OBJETIVO
Repita, palavra por palavra, o trecho do texto sobre Kafka que começa em "Essas ruas, casas, monumentos, a" e vai até "todos os tempos.", incluindo essas palavras finais.

═════ TEXTO DE ORIGEM

Essas ruas, casas, monumentos, a Cidade Velha, a Praça e a própria Praga não foram mais as mesmas desde o dia em que, na casa de esquina de número 24, nasceu aquele que viria a se tornar um dos maiores escritores de todos os tempos.
Kafka era mestre em extrair ambiguidade e incerteza do texto, por meio de uma prosa enxuta e clara. Não há estratagemas linguísticos para cooptar o leitor. Tudo é simples, direto e econômico, o que torna mais estranho o clima que transmite.
A amarga ironia que envolveu sua vida e sua obra se traduz até na fama não desejada (e ao mesmo tempo ambicionada) que só chegou postumamente.
Quem sai do emaranhado das ruelas e volta à praça principal caminha com o tempo. Retornamos ao presente, no qual milhões de turistas, o ano todo, se maravilham com a beleza da cidade e compram souvenirs nos inúmeros quiosques: camisetas, cadernos, mouse pads, canecas, aventais, marcadores de página, lápis, canetas e uma infinidade de objetos com a inscrição Praga e a imagem de um rosto anguloso, de onde olhos profundos observam com um certo espanto.
Depois que sua obra foi trazida a público em meados do século XX, Praga e Kafka passaram a ser uma só entidade.
Se ele pudesse se ver metamorfoseado em pop star e reverenciado por estudiosos do mundo inteiro, provavelmente afirmaria: que eu fique aqui na sarjeta juntando toda a água da chuva, ou que com os próprios lábios beba champanha sob os candelabros, para mim é a mesma coisa
. (Diários)
Os pais, Hermann e Julie.
Capítulo 1
Praga e um menino chamado Franz – 1882 a 1889
Casa onde nasceu Kafka.
Praga – Em busca de um futuro melhor
Fazia calor em Praga naquela terça-feira, 3 de julho de 1883.
Hermann Kafka levantou-se mais feliz, ainda que justificadamente preocupado: sua mulher, Julie, começara a ter as primeiras contrações de madrugada, e algo lhe dizia que antes que a noite chegasse seu herdeiro estaria neste mundo, chorando a plenos pulmões como um verdadeiro Kafka. A sua era uma família de homens robustos, altos, vivazes, e não lhe parecia possível que um filho viesse a ser diferente. É verdade que Julie, a bela e frágil Julie, vinha de gente menos exuberante, ainda que pertencente a um meio social superior ao dos Kafka. Mas logo afastou a ideia de que o garoto viesse a puxar pelo lado materno. Sim, claro que seria um garoto. Julie não iria decepcioná-lo trazendo à luz uma menina. Ela mesma lhe prometera mais de uma vez.
– Hermann, vou dar a você o filho que sempre quis para iniciar a família. Mas depois quero uma menina para me fazer companhia.
– Sim, querida, primeiro um menino. Em seguida, mais um e, de novo, mais um. Quem sabe no quarto eu faça a sua vontade e teremos uma garotinha, hein?

══════════
═════ MATERIAL FORNECIDO

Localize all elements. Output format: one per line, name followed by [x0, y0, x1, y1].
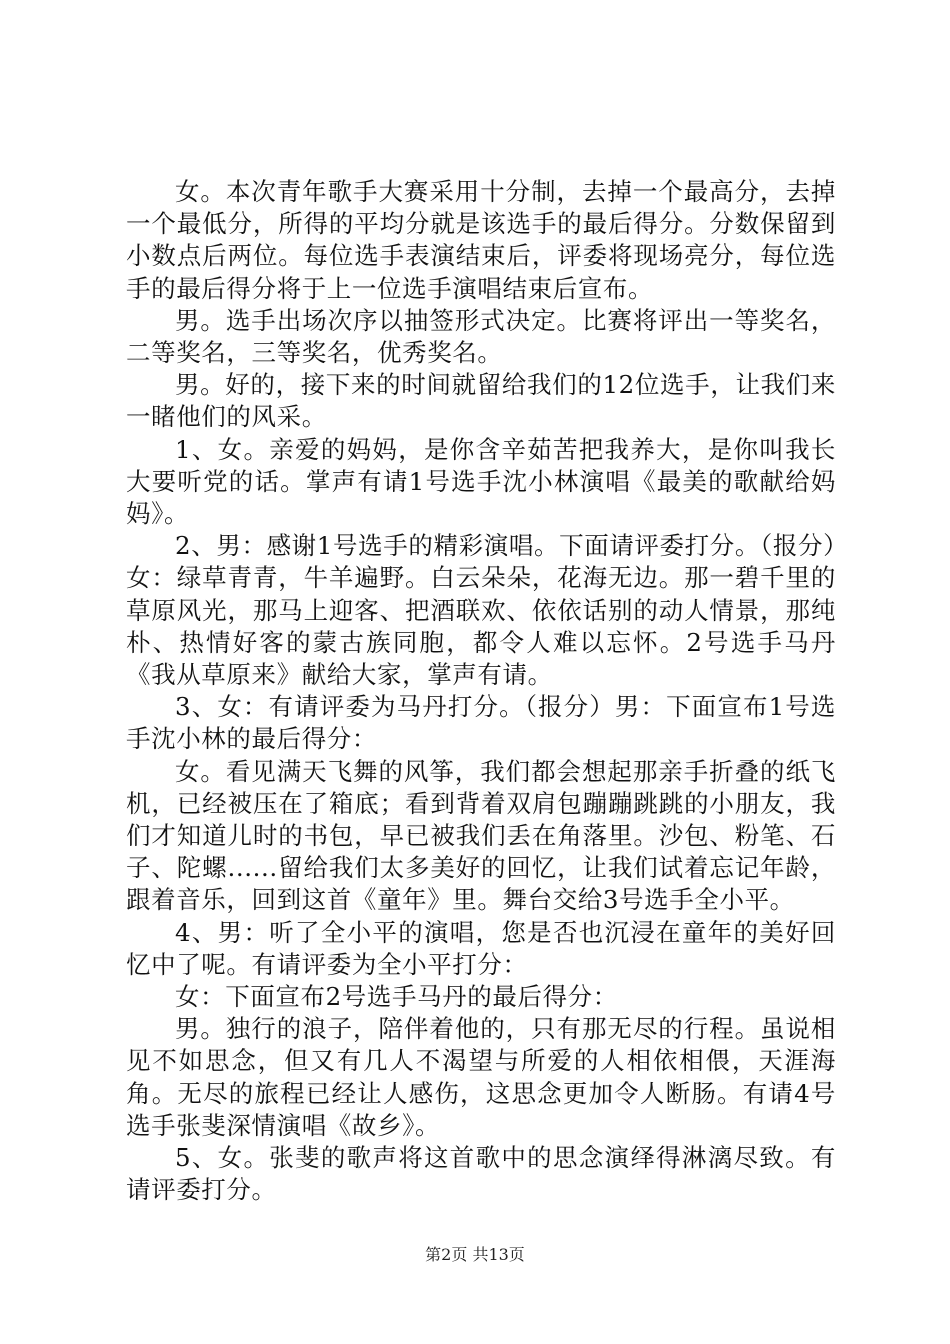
paragraph: 5、女。张斐的歌声将这首歌中的思念演绎得淋漓尽致。有请评委打分。 [126, 1143, 836, 1205]
paragraph: 男。好的，接下来的时间就留给我们的12位选手，让我们来一睹他们的风采。 [126, 370, 836, 432]
page-footer: 第2页 共13页 [425, 1245, 525, 1264]
paragraph: 2、男：感谢1号选手的精彩演唱。下面请评委打分。（报分）女：绿草青青，牛羊遍野。白云朵朵，花海无边。那一碧千里的草原风光，那马上迎客、把酒联欢、依依话别的动人情景，那纯朴、热情好客的蒙古族同胞，都令人难以忘怀。2号选手马丹《我从草原来》献给大家，掌声有请。 [126, 531, 836, 690]
paragraph: 女：下面宣布2号选手马丹的最后得分： [175, 982, 618, 1012]
paragraph: 4、男：听了全小平的演唱，您是否也沉浸在童年的美好回忆中了呢。有请评委为全小平打分： [126, 917, 836, 979]
paragraph: 3、女：有请评委为马丹打分。（报分）男：下面宣布1号选手沈小林的最后得分： [126, 692, 836, 754]
paragraph: 男。独行的浪子，陪伴着他的，只有那无尽的行程。虽说相见不如思念，但又有几人不渴望与所爱的人相依相偎，天涯海角。无尽的旅程已经让人感伤，这思念更加令人断肠。有请4号选手张斐深情演唱《故乡》。 [126, 1014, 836, 1140]
paragraph: 1、女。亲爱的妈妈，是你含辛茹苦把我养大，是你叫我长大要听党的话。掌声有请1号选手沈小林演唱《最美的歌献给妈妈》。 [126, 434, 836, 529]
document-body [126, 176, 836, 1207]
paragraph: 女。看见满天飞舞的风筝，我们都会想起那亲手折叠的纸飞机，已经被压在了箱底；看到背着双肩包蹦蹦跳跳的小朋友，我们才知道儿时的书包，早已被我们丢在角落里。沙包、粉笔、石子、陀螺......留给我们太多美好的回忆，让我们试着忘记年龄，跟着音乐，回到这首《童年》里。舞台交给3号选手全小平。 [126, 756, 836, 915]
paragraph: 女。本次青年歌手大赛采用十分制，去掉一个最高分，去掉一个最低分，所得的平均分就是该选手的最后得分。分数保留到小数点后两位。每位选手表演结束后，评委将现场亮分，每位选手的最后得分将于上一位选手演唱结束后宣布。 [126, 177, 836, 303]
paragraph: 男。选手出场次序以抽签形式决定。比赛将评出一等奖名，二等奖名，三等奖名，优秀奖名。 [126, 305, 836, 368]
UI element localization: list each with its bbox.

══════════

RESPOSTA REDIGIDA
Essas ruas, casas, monumentos, a Cidade Velha, a Praça e a própria Praga não foram mais as mesmas desde o dia em que, na casa de esquina de número 24, nasceu aquele que viria a se tornar um dos maiores escritores de todos os tempos.